### [Tasks and exercises]
**1.** Reproduce the part of the blog post on thankfulness and Christmas starting with "I sound really" and going on through "of the negative.".
**2.** Answer these questions from the blog post on thankfulness and Christmas:
(a) About how much does Babe's tutoring job bring in each month?
(b) What does the writer call her love language?
(c) What name is given to the car?
**3.** Carry the blog post on thankfulness and Christmas forward from its final sentence.

### [Excerpt provided]
☆ ☆ ☆ ☆
I have never had to go without, I have always had food on the table (even if it was just top a roman), I have always had a warm coat and clothes to wear. I am not without blessing. But sometimes life gets hard and I tend to forget all that I have. With Babe being in school full time and me with Jenson full time the only "real" income we have is Babe's tutoring job bringing in a whopping 40$ a month or so. I am so thankful he still works to support us but I am also extremely grateful for student loans right now- weird I know but that's our "income". Funny how that all works out isn't it... I am thankful we live in income based housing, I am thankful for the help of the government (which we don't take lightly.) There were times that that extra money was all we had, and for that I know that my family will never have to go hungry.
I sound really shallow when saying this but I LOVE getting presents, it's my love language ;) I always joke with babe saying that I want everything for Christmas (even though I have everything I need and don't even know what I want... haha). And honestly he does just that, year after year I get things I didn't even know I want. Long story short I am the annoying needy one who wants to give and get presents and Babe is the selfless humble one who just wants time with family (don't get me wrong I want and NEED that too!) This year for Christmas is different though. I am trying really hard to focus on the things that really matter.
I am so thankful I already have a ticket home for Christmas or I am not sure we would be able to make it down because of unexpected car troubles. I am focusing on the positive instead of the negative.
Positive: I get to be with my family for Christmas
Negative: We have had to spend over $1, 500 on Howard (our car) in just the last 2 weeks to make it possible to drive home (or anywhere...)
Positive: It was a blessing we went on a shorter vacation to find out that our car needed help in the first place so nothing would have happened while driving across the country on a much longer trip.
☆ ☆ ☆ ☆
### [Structured page parsing data]
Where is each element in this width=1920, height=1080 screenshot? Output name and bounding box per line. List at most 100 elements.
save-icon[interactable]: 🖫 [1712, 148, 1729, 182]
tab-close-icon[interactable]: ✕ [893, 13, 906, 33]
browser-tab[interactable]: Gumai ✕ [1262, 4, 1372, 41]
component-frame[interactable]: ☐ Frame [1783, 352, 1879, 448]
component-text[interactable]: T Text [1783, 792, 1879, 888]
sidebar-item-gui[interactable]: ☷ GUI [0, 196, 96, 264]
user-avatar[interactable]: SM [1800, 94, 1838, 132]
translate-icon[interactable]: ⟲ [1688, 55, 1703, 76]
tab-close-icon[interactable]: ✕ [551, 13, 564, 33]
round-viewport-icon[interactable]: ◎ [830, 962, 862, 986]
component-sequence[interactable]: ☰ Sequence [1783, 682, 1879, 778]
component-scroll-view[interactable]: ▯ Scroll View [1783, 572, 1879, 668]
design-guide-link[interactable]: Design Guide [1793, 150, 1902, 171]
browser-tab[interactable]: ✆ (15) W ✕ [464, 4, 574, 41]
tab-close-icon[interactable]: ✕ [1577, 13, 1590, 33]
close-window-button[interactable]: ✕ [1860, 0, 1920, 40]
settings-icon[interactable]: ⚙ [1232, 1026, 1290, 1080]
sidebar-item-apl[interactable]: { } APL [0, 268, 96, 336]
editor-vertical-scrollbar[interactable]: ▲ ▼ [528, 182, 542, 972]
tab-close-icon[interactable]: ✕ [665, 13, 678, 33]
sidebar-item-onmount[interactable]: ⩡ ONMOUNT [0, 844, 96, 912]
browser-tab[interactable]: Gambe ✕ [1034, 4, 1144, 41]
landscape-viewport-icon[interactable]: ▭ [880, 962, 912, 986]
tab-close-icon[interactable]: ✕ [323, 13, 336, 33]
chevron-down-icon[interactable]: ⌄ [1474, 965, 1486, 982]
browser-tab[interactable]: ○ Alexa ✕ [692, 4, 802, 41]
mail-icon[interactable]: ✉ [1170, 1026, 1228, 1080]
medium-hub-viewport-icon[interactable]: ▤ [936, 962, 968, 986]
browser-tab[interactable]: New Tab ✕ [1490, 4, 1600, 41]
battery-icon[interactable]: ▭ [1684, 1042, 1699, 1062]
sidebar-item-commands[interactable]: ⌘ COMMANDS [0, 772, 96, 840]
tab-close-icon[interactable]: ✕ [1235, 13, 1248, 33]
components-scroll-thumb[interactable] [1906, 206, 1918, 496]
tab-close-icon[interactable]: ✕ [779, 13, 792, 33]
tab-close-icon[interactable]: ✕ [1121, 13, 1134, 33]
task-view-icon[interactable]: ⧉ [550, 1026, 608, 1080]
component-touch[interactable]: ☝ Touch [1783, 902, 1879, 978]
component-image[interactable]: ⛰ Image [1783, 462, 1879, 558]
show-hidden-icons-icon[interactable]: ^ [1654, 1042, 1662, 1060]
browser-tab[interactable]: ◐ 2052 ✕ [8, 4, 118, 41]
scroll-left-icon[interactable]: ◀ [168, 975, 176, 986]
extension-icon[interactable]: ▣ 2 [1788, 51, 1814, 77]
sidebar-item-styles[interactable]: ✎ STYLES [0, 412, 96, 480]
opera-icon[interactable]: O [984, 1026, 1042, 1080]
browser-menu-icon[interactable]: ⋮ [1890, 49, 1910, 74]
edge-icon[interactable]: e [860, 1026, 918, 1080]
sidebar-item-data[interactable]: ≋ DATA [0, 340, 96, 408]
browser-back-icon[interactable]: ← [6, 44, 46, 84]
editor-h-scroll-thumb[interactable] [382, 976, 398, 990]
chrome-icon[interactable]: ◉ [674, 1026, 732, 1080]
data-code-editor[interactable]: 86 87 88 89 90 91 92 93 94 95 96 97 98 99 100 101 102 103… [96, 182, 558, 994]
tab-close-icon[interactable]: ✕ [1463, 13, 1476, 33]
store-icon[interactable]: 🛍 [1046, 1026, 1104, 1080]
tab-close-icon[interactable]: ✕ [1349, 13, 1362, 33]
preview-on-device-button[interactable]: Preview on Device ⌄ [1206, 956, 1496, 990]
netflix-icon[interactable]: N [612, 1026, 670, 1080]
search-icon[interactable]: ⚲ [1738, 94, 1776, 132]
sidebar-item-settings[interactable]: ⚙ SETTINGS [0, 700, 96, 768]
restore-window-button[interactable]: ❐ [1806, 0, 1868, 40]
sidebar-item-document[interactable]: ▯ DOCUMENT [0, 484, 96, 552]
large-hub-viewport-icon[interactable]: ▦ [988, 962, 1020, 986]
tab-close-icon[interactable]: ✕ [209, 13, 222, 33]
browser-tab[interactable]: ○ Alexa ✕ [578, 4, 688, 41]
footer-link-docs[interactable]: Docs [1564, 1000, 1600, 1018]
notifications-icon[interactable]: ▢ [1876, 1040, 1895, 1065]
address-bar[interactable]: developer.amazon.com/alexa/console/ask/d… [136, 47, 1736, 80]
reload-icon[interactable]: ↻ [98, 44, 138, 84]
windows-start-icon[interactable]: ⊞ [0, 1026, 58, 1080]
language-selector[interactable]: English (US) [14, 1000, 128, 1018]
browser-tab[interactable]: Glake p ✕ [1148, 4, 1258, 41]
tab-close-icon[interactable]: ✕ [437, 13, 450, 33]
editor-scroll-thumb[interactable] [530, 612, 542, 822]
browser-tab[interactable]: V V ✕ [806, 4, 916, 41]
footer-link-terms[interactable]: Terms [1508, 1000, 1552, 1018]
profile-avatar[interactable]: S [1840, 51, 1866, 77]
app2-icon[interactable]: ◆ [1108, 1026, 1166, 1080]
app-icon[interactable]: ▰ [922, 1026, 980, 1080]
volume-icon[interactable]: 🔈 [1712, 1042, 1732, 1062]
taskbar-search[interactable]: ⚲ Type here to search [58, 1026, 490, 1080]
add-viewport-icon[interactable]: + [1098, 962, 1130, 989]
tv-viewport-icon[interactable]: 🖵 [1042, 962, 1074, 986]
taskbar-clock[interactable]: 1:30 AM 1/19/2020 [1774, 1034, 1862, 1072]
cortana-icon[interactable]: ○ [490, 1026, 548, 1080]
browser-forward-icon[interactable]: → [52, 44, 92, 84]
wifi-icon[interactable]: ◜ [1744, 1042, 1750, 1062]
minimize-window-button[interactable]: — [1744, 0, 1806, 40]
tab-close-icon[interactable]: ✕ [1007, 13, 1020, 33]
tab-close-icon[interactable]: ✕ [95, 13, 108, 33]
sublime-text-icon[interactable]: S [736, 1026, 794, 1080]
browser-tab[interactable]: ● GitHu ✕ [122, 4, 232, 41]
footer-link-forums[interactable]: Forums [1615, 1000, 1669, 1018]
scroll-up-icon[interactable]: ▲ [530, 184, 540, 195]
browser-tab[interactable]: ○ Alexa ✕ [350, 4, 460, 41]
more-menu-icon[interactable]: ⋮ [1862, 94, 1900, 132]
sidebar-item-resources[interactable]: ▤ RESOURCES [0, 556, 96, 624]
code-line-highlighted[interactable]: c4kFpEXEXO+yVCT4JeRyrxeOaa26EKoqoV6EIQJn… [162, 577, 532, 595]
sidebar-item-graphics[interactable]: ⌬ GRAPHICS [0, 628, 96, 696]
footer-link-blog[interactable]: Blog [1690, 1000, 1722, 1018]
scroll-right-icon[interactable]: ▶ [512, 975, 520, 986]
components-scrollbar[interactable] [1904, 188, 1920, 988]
☆ ☆ ☆ ☆
### [Answer list]
**1.**
I sound really shallow when saying this but I LOVE getting presents, it's my love language ;) I always joke with babe saying that I want everything for Christmas (even though I have everything I need and don't even know what I want... haha). And honestly he does just that, year after year I get things I didn't even know I want. Long story short I am the annoying needy one who wants to give and get presents and Babe is the selfless humble one who just wants time with family (don't get me wrong I want and NEED that too!) This year for Christmas is different though. I am trying really hard to focus on the things that really matter.
I am so thankful I already have a ticket home for Christmas or I am not sure we would be able to make it down because of unexpected car troubles. I am focusing on the positive instead of the negative.

**2.**
(a) About $40 a month.
(b) Getting presents.
(c) Howard.

**3.**
Negative: We wasted $300 on Howard to "fix" the problem that wasn't even the problem.
Positive: Matt is able to carpool with our good friends so our lack of car isn't as big of a deal as it could be.
Negative: Not having a car for 3 days...if not more.
Positive: Jenson being so young, and not caring about what Santa will bring him. It kills me not to give him everything I want to, but I am thankful for a Husband that talks since into me and makes me realize it's all just "stuff" and he really just wants love.
Negative: Not being uber rich right now (like we will be in the future) ;)
Positive: Being a member of The Church of Jesus Christ of Latter Day Saints and knowing the He is The Gift. He is all we really need. I am thankful for that knowledge and the peace it brings me. I am thankful this year to be completely broke, forcing us to look at the true meaning of Christmas, instead of the the gifts (or lack of gifts..) under the tree. It really isn't about the money, I am thankful for that stressful lesson I am learning right now.
I am thankful for a hard working husband who does everything in his power to make us happy and support us. I am thankful for a giving family who helps us most when we need it, and when we don't. I am thankful for the constant reminders from Jenson that all we really need is to cherish the time we have with each other. I am thankful for the things I have and cherish. I am thankful for my talents (if I can call them that...) and for learning new skills, things I would have never done if I wasn't making some gifts this year! :)
I am thankful for a patient husband who everyday I strive to be more like. I don't know how I got so lucky to be with him, he is my biggest example, my rock, my best friend, and my teacher. I wish I could give him everything like he gives me.
I know this post has been really random and probably confusing to most, I just feel like I have so much on my mind these days that I had to write it down somewhere or my head would explode. I didn't mean any of it as a pitty party either so sorry if it came out that way. I really am so blessed to have everything I do! So props to you if you actually read it.. haha
I am thankful for this Christmas season and for the chance to really focus on our Savior. It is a time to slow down and really focus on the things that matter most.
What do you or your family do to really focus on Christ?
How do you get into the Christmas spirit?